Dataset rows
════════════════

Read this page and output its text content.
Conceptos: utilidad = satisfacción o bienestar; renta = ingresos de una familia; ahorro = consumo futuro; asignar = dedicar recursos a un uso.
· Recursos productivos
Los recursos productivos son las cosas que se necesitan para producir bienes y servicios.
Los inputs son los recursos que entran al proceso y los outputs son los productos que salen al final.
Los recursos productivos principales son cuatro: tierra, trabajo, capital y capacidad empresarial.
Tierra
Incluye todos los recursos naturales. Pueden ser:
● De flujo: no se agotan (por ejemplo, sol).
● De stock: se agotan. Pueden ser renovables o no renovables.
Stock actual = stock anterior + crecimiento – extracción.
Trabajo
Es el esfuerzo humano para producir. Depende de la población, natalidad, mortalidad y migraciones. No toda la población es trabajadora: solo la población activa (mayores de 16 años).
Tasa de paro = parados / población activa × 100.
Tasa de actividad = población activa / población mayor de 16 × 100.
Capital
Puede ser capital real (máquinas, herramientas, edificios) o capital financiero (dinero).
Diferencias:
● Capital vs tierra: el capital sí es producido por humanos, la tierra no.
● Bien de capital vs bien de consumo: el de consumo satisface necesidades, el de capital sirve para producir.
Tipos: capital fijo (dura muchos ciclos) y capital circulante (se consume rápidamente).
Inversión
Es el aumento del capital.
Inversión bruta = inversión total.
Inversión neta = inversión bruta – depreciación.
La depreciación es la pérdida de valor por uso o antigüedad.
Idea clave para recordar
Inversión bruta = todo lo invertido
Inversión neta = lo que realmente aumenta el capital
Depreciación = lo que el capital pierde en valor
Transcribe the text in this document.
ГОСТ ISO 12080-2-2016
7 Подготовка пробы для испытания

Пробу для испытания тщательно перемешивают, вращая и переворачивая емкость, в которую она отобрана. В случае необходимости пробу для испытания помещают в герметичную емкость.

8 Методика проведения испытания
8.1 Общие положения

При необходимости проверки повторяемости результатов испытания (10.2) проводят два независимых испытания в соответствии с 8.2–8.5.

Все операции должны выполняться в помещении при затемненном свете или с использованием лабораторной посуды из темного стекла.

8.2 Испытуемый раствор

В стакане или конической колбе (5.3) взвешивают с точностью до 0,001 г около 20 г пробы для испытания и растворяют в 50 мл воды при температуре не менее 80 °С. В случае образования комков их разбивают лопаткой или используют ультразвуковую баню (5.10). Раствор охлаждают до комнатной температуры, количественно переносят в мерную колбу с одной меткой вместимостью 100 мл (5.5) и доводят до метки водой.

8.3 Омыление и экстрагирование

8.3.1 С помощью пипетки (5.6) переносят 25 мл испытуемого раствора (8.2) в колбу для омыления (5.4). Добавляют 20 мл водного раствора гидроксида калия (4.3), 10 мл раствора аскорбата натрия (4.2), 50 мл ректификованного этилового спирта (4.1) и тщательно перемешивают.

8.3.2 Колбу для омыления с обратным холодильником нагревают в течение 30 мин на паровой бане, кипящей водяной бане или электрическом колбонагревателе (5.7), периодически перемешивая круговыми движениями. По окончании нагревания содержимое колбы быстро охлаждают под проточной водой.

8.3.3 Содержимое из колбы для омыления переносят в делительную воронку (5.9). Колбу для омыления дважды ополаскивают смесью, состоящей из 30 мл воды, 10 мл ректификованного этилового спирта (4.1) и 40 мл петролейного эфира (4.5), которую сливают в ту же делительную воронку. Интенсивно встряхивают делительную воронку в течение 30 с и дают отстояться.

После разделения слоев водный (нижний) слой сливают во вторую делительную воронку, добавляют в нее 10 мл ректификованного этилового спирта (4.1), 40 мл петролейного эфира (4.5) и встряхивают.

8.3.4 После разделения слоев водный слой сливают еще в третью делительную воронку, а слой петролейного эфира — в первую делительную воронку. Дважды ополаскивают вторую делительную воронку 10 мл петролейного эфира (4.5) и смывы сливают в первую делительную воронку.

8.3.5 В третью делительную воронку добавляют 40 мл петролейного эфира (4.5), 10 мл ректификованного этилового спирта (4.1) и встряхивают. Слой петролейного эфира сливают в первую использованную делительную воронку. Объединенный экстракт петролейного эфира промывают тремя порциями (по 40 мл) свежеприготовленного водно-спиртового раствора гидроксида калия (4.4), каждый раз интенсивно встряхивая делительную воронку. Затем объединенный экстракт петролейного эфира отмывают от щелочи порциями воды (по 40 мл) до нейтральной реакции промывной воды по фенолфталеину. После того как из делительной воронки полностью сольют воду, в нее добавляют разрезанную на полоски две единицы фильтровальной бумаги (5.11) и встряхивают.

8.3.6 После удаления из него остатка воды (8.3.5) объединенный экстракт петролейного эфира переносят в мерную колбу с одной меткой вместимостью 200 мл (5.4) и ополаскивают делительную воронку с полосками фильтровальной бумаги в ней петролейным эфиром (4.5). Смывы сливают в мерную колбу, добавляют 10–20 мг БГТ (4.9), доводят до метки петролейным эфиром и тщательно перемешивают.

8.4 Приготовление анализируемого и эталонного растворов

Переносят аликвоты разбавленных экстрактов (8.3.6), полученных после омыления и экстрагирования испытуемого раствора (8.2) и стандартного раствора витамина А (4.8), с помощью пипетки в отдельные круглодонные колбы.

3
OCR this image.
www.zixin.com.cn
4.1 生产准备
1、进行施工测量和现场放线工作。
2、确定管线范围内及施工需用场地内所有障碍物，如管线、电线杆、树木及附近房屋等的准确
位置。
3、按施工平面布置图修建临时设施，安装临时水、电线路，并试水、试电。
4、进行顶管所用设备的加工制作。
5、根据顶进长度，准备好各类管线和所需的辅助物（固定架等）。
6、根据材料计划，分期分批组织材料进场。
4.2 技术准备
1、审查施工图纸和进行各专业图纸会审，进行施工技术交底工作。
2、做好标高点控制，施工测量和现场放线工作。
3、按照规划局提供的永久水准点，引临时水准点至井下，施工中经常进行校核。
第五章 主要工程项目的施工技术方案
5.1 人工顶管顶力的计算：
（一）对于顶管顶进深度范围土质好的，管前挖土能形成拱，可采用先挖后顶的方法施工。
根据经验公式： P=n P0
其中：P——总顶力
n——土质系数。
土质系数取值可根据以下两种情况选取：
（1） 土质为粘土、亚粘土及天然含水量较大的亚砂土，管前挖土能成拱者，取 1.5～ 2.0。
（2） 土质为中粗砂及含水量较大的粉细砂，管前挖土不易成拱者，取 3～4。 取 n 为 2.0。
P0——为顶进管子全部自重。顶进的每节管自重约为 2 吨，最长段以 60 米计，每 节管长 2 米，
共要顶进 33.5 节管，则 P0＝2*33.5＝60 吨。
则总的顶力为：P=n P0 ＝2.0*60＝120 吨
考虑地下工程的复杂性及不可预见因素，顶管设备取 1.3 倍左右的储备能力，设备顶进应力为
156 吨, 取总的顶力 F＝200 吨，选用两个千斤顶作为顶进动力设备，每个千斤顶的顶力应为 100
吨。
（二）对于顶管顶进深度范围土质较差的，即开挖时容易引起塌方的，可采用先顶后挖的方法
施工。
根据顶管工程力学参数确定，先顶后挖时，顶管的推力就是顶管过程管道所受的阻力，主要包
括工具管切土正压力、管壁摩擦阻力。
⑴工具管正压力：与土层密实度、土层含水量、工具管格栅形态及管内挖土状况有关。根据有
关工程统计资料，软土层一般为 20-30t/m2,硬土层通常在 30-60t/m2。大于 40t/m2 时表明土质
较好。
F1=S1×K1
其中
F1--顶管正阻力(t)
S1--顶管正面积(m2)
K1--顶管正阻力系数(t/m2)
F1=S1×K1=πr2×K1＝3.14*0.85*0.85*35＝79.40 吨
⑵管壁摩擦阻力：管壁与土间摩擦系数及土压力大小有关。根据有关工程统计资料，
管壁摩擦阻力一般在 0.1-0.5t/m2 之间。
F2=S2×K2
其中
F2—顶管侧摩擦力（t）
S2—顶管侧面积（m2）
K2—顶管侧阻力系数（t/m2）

════════════════

Exercise prompt: Pull every line containing "испытания" from the data.

Task solution:
7 Подготовка пробы для испытания
Пробу для испытания тщательно перемешивают, вращая и переворачивая емкость, в которую она отобрана. В случае необходимости пробу для испытания помещают в герметичную емкость.
8 Методика проведения испытания
При необходимости проверки повторяемости результатов испытания (10.2) проводят два независимых испытания в соответствии с 8.2–8.5.
В стакане или конической колбе (5.3) взвешивают с точностью до 0,001 г около 20 г пробы для испытания и растворяют в 50 мл воды при температуре не менее 80 °С. В случае образования комков их разбивают лопаткой или используют ультразвуковую баню (5.10). Раствор охлаждают до комнатной температуры, количественно переносят в мерную колбу с одной меткой вместимостью 100 мл (5.5) и доводят до метки водой.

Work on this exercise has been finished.